PROBLEM DESCRIPTION
From the listing below, pull out all lines with "this" in them.

[Start RECORDED INFORMATION]

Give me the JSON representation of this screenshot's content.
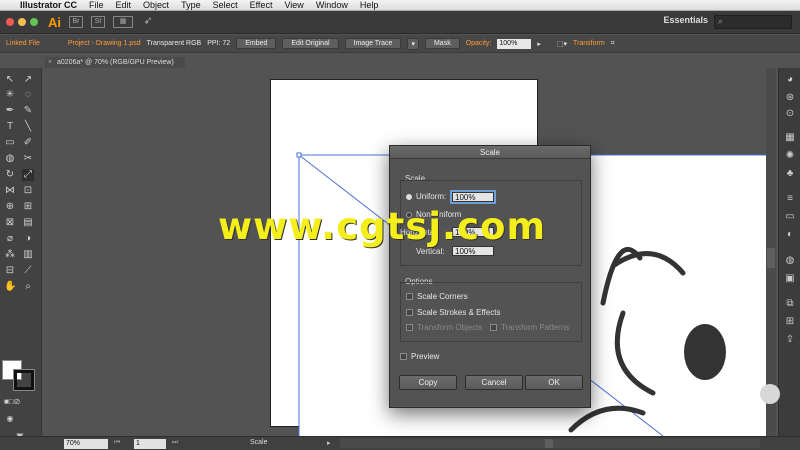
{
  "menubar": {
    "app_name": "Illustrator CC",
    "items": [
      "File",
      "Edit",
      "Object",
      "Type",
      "Select",
      "Effect",
      "View",
      "Window",
      "Help"
    ]
  },
  "appbar": {
    "logo": "Ai",
    "btn_br": "Br",
    "btn_st": "St",
    "workspace": "Essentials"
  },
  "control": {
    "linked_file": "Linked File",
    "file_name": "Project - Drawing 1.psd",
    "color_mode": "Transparent RGB",
    "ppi": "PPI: 72",
    "embed": "Embed",
    "edit_original": "Edit Original",
    "image_trace": "Image Trace",
    "mask": "Mask",
    "opacity_label": "Opacity:",
    "opacity_value": "100%",
    "transform": "Transform"
  },
  "document": {
    "tab_title": "a0206a* @ 70% (RGB/GPU Preview)"
  },
  "status": {
    "zoom": "70%",
    "page": "1",
    "tool": "Scale"
  },
  "dialog": {
    "title": "Scale",
    "scale_group": "Scale",
    "uniform_label": "Uniform:",
    "uniform_value": "100%",
    "non_uniform_label": "Non-Uniform",
    "horizontal_label": "Horizontal:",
    "horizontal_value": "100%",
    "vertical_label": "Vertical:",
    "vertical_value": "100%",
    "options_group": "Options",
    "scale_corners": "Scale Corners",
    "scale_strokes": "Scale Strokes & Effects",
    "transform_objects": "Transform Objects",
    "transform_patterns": "Transform Patterns",
    "preview": "Preview",
    "copy": "Copy",
    "cancel": "Cancel",
    "ok": "OK"
  },
  "watermark": "www.cgtsj.com",
  "colors": {
    "accent": "#ff9a00",
    "link": "#ff9a3a",
    "focus": "#6f9fd8",
    "watermark": "#f4ee1a"
  }
}
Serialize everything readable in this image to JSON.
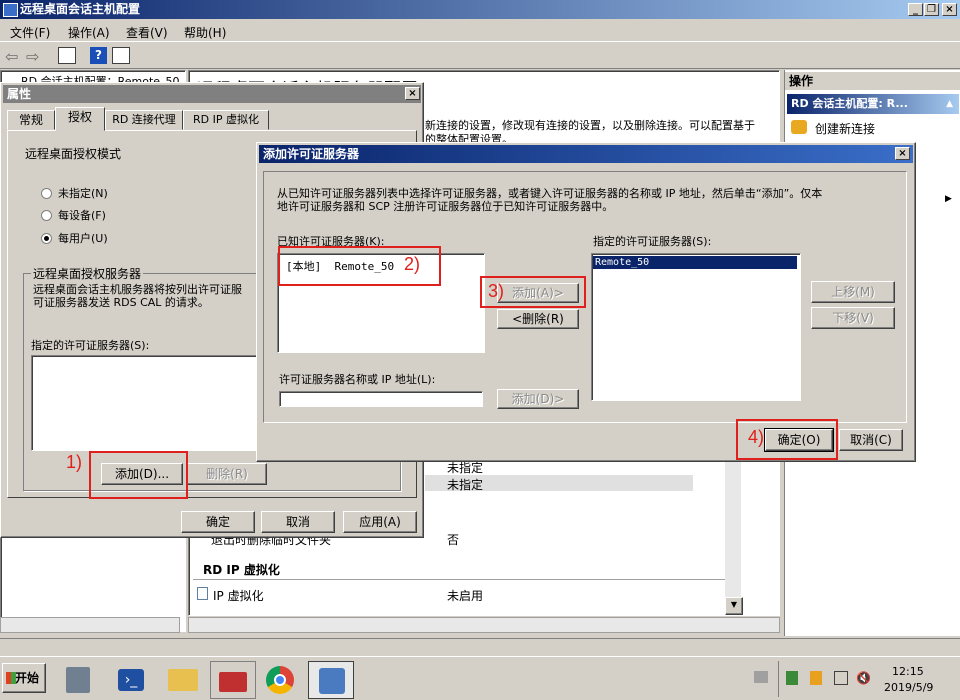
{
  "main_window": {
    "title": "远程桌面会话主机配置",
    "menu": [
      "文件(F)",
      "操作(A)",
      "查看(V)",
      "帮助(H)"
    ],
    "tree_item": "RD 会话主机配置：Remote_50",
    "content_heading": "远程桌面会话主机服务器配置：",
    "content_desc_line1": "新连接的设置，修改现有连接的设置，以及删除连接。可以配置基于",
    "content_desc_line2": "的整体配置设置。",
    "rows": [
      {
        "label": "",
        "value": "未指定"
      },
      {
        "label": "",
        "value": "未指定"
      },
      {
        "label": "退出时删除临时文件夹",
        "value": "否"
      }
    ],
    "section_rd_ip": "RD IP 虚拟化",
    "ip_row": {
      "label": "IP 虚拟化",
      "value": "未启用"
    }
  },
  "actions_pane": {
    "title": "操作",
    "header": "RD 会话主机配置: R...",
    "create_connection": "创建新连接"
  },
  "properties_dialog": {
    "title": "属性",
    "tabs": [
      "常规",
      "授权",
      "RD 连接代理",
      "RD IP 虚拟化"
    ],
    "licensing_mode_label": "远程桌面授权模式",
    "radios": [
      {
        "label": "未指定(N)",
        "selected": false
      },
      {
        "label": "每设备(F)",
        "selected": false
      },
      {
        "label": "每用户(U)",
        "selected": true
      }
    ],
    "group_label": "远程桌面授权服务器",
    "group_desc_line1": "远程桌面会话主机服务器将按列出许可证服",
    "group_desc_line2": "可证服务器发送 RDS CAL 的请求。",
    "specified_servers_label": "指定的许可证服务器(S):",
    "add_button": "添加(D)...",
    "remove_button": "删除(R)",
    "ok_button": "确定",
    "cancel_button": "取消",
    "apply_button": "应用(A)"
  },
  "add_dialog": {
    "title": "添加许可证服务器",
    "desc_line1": "从已知许可证服务器列表中选择许可证服务器，或者键入许可证服务器的名称或 IP 地址，然后单击“添加”。仅本",
    "desc_line2": "地许可证服务器和 SCP 注册许可证服务器位于已知许可证服务器中。",
    "known_label": "已知许可证服务器(K):",
    "known_items": [
      "[本地]  Remote_50"
    ],
    "add_button": "添加(A)>",
    "remove_button": "<删除(R)",
    "name_ip_label": "许可证服务器名称或 IP 地址(L):",
    "name_ip_value": "",
    "add_by_name_button": "添加(D)>",
    "specified_label": "指定的许可证服务器(S):",
    "specified_items": [
      "Remote_50"
    ],
    "move_up_button": "上移(M)",
    "move_down_button": "下移(V)",
    "ok_button": "确定(O)",
    "cancel_button": "取消(C)"
  },
  "annotations": [
    "1)",
    "2)",
    "3)",
    "4)"
  ],
  "taskbar": {
    "start": "开始",
    "time": "12:15",
    "date": "2019/5/9"
  },
  "colors": {
    "title_active": "#0a246a",
    "title_inactive": "#808080",
    "selection": "#0a246a",
    "annotation": "#e0201c"
  }
}
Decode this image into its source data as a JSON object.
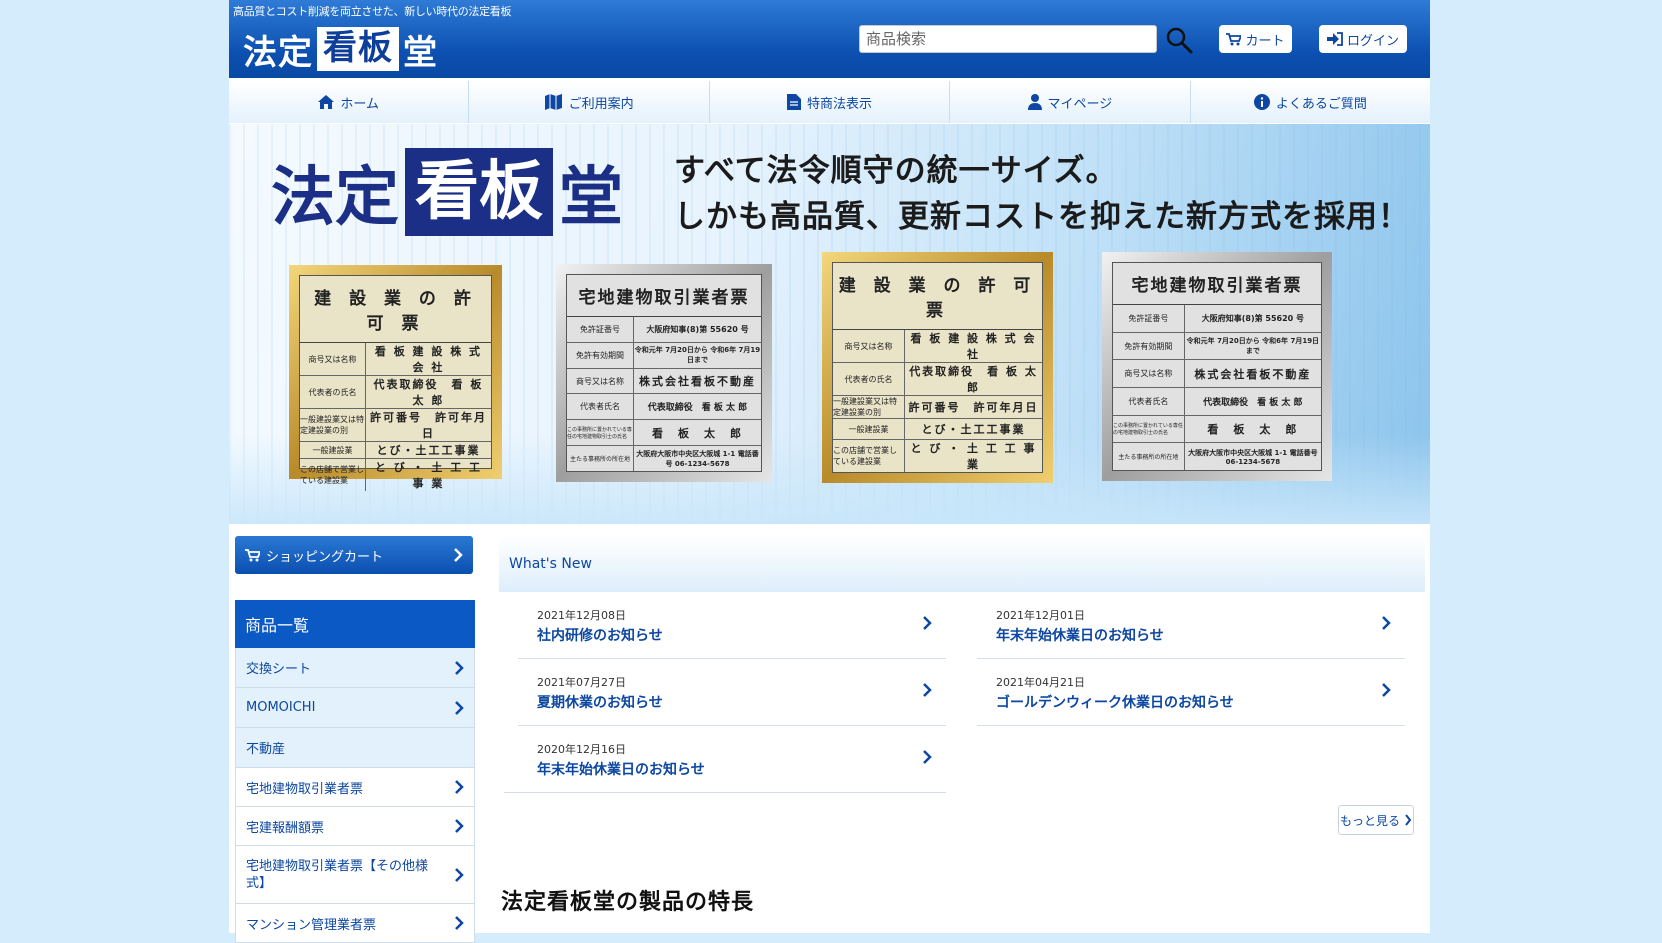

[End RECORDED INFORMATION]

EXERCISE RESULT
Give me the JSON representation of this screenshot's content.
Serialize everything readable in this image to JSON.
Decode this image into its source data as a JSON object.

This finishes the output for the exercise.